Saved data entries
start
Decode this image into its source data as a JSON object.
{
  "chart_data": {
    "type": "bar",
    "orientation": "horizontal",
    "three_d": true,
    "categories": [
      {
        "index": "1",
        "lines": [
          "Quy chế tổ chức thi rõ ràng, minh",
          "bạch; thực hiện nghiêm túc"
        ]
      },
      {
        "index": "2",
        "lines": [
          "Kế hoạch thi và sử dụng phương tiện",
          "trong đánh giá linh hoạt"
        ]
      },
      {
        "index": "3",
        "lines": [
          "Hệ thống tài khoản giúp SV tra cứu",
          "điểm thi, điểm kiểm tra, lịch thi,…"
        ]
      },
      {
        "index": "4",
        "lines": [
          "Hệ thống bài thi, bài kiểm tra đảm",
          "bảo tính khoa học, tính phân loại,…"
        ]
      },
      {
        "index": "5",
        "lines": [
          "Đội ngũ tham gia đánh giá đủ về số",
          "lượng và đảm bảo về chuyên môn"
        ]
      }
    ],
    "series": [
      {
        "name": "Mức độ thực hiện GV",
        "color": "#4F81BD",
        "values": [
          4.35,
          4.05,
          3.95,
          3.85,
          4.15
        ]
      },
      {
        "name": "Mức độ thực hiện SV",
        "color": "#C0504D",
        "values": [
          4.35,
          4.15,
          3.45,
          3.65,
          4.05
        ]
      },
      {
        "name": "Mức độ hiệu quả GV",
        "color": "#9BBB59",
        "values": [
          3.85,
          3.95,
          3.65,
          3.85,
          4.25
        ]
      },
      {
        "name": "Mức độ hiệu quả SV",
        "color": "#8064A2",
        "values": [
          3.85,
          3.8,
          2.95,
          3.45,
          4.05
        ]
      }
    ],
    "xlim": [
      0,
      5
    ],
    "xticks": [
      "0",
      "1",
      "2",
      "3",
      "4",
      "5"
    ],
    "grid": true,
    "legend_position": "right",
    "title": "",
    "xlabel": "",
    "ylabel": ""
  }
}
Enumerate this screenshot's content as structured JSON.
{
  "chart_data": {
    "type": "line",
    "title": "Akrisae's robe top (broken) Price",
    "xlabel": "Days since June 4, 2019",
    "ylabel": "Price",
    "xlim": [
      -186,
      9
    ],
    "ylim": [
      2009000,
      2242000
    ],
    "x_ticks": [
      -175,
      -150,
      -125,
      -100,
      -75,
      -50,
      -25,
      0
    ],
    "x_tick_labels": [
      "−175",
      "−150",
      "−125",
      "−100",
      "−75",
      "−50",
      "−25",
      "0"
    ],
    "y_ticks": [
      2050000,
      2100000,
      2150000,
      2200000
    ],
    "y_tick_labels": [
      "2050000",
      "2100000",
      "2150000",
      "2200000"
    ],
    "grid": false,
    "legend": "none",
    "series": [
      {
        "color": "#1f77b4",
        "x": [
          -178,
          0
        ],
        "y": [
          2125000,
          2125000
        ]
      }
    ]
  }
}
end
Short task: Within the material above, find the lines that contain the word "color"; copy them.

Task response:
        "color": "#4F81BD",
        "color": "#C0504D",
        "color": "#9BBB59",
        "color": "#8064A2",
        "color": "#1f77b4",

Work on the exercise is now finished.